- _Problem statement_: Below are the records. Gather each line that holds "shopid".
* * * * *
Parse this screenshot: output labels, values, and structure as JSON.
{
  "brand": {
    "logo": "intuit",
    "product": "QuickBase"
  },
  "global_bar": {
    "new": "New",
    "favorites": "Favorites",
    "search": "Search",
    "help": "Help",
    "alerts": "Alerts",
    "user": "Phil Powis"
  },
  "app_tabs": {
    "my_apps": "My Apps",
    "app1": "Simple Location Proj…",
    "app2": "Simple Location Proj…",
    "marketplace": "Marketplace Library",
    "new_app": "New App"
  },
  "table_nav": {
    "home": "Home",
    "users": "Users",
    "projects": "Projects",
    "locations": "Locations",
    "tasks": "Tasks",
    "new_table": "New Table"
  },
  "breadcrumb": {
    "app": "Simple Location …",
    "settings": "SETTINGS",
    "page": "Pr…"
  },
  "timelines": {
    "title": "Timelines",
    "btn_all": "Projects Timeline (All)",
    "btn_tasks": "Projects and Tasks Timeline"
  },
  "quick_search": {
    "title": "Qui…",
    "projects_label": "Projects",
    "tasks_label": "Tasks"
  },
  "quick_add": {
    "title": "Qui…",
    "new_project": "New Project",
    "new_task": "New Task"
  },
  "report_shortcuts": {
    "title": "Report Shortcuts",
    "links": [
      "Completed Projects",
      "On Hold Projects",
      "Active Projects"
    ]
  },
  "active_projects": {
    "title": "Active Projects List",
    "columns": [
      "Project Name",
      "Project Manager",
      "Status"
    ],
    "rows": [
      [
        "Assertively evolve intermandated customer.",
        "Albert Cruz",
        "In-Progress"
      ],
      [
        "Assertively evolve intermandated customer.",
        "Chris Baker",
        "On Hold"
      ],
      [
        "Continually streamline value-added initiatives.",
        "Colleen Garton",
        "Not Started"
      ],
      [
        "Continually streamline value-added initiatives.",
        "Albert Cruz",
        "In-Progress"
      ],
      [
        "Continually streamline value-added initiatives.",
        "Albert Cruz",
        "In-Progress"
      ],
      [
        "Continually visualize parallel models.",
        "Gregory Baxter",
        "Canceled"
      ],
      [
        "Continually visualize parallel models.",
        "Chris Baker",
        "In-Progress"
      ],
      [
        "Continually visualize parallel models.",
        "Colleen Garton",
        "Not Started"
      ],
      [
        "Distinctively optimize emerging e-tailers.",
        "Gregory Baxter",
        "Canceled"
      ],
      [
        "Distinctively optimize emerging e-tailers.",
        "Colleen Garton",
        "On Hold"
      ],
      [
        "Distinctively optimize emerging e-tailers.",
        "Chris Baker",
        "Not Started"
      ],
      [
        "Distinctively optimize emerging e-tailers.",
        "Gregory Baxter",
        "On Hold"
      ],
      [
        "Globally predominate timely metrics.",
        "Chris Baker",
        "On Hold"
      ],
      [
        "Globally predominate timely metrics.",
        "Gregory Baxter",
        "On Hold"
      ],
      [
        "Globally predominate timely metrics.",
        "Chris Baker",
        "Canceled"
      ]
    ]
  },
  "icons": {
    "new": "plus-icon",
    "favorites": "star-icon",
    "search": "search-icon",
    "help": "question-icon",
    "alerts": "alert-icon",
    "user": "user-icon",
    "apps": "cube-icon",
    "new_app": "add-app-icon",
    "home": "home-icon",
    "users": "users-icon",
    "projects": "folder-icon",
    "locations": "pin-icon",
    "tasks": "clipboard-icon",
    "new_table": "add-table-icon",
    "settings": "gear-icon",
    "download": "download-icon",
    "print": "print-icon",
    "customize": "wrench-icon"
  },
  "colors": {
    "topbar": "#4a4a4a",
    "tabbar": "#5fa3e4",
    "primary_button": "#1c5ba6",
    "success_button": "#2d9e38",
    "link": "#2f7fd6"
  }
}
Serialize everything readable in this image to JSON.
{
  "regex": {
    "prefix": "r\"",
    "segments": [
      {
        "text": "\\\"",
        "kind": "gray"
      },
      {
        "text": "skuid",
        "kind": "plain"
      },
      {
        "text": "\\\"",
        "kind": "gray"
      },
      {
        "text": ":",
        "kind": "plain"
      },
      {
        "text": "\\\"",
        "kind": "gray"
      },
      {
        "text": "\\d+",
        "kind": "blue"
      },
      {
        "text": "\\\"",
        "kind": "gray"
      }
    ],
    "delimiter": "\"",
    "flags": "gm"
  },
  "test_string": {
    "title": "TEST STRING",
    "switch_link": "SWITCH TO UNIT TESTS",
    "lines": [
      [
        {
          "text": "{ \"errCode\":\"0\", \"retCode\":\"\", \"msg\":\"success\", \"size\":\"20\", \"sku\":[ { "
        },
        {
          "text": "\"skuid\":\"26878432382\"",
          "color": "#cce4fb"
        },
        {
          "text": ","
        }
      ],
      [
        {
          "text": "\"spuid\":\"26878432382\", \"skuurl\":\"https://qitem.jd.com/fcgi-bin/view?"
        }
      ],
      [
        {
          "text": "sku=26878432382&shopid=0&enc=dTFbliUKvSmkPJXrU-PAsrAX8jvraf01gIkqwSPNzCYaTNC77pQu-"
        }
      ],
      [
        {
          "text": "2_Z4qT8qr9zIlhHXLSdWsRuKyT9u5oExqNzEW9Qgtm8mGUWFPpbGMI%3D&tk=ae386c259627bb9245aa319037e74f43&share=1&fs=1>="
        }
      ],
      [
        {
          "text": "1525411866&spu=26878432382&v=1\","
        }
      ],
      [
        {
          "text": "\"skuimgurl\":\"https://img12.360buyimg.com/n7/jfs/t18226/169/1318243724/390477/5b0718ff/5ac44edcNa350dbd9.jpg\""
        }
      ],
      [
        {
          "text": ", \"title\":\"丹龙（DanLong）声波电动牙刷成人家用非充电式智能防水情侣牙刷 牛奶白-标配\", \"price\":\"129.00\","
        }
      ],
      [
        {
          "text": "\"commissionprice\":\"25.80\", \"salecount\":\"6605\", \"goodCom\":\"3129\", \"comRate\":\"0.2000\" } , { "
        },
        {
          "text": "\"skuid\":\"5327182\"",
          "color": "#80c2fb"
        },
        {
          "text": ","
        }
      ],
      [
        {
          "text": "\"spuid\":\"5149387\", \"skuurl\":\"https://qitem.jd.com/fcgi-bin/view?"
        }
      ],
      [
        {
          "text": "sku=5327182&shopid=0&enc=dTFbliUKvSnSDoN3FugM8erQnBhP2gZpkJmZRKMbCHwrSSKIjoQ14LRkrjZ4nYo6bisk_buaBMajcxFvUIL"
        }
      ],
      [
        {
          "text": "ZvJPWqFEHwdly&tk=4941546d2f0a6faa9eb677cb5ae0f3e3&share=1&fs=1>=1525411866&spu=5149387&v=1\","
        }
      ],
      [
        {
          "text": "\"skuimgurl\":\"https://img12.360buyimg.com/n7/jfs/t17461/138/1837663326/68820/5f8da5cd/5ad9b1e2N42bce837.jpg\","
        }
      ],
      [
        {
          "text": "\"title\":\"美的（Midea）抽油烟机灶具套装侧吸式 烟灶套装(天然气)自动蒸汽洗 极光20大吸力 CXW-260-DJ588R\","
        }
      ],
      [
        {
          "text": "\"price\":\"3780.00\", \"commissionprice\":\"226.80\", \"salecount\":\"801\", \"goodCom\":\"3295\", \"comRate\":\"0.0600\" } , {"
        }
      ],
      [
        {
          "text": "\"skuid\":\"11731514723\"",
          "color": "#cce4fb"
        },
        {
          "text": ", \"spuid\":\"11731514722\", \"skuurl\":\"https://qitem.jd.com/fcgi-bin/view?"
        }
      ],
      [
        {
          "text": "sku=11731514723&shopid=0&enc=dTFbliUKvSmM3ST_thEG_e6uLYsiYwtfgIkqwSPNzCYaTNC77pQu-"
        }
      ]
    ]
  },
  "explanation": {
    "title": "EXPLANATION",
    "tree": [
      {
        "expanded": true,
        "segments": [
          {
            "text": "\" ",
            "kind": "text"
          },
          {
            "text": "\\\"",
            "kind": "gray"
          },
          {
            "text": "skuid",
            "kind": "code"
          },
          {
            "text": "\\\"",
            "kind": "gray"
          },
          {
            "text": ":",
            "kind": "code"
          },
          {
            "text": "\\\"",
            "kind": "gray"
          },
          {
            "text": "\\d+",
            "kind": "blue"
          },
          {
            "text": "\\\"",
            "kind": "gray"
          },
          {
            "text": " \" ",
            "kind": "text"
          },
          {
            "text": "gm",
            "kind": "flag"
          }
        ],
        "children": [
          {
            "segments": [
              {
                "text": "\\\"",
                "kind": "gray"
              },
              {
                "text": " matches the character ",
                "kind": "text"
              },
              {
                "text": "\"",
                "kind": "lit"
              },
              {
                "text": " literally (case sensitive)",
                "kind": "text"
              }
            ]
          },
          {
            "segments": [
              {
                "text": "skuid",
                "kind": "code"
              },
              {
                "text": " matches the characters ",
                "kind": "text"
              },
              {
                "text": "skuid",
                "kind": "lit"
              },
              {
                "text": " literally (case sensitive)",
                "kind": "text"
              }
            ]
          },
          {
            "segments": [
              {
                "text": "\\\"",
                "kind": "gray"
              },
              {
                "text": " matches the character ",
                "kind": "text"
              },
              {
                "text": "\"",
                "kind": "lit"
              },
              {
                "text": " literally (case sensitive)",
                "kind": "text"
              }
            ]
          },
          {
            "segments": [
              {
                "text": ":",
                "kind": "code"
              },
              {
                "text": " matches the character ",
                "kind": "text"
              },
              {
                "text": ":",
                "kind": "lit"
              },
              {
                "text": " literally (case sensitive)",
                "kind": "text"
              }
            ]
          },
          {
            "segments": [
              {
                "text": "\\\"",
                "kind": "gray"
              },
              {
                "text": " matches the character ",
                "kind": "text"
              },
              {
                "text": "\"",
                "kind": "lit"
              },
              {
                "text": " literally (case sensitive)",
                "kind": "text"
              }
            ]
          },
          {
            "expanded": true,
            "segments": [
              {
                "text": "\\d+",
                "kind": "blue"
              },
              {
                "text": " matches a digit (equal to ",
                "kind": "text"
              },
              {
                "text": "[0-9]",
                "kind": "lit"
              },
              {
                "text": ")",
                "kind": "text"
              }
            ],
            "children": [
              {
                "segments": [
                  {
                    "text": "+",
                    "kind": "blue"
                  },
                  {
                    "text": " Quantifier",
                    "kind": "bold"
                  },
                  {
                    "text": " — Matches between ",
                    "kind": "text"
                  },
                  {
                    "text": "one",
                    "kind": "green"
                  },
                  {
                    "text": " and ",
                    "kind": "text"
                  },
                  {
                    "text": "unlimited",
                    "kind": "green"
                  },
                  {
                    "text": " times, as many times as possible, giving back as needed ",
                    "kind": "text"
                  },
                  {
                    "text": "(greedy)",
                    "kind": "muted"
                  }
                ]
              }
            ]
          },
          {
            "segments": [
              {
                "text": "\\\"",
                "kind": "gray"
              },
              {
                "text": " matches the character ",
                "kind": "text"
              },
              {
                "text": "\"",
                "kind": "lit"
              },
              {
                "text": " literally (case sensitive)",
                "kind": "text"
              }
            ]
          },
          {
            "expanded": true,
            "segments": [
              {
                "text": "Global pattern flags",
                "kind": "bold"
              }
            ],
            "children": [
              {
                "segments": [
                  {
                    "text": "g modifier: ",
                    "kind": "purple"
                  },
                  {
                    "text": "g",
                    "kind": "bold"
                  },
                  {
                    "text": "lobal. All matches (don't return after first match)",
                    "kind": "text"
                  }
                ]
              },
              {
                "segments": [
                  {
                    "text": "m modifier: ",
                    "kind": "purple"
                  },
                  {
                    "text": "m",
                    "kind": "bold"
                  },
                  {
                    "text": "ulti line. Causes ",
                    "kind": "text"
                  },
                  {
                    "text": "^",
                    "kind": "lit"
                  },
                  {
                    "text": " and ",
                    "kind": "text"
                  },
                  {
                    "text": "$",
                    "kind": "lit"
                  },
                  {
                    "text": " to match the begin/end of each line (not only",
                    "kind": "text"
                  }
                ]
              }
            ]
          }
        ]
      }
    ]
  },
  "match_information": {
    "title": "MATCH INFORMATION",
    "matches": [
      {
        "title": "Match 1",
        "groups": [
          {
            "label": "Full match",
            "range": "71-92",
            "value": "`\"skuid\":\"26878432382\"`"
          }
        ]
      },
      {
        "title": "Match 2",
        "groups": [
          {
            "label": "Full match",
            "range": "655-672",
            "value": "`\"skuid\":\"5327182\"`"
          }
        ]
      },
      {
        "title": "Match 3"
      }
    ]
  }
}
* * * * *
- _Complete answer_:
          "text": "sku=26878432382&shopid=0&enc=dTFbliUKvSmkPJXrU-PAsrAX8jvraf01gIkqwSPNzCYaTNC77pQu-"
          "text": "sku=5327182&shopid=0&enc=dTFbliUKvSnSDoN3FugM8erQnBhP2gZpkJmZRKMbCHwrSSKIjoQ14LRkrjZ4nYo6bisk_buaBMajcxFvUIL"
          "text": "sku=11731514723&shopid=0&enc=dTFbliUKvSmM3ST_thEG_e6uLYsiYwtfgIkqwSPNzCYaTNC77pQu-"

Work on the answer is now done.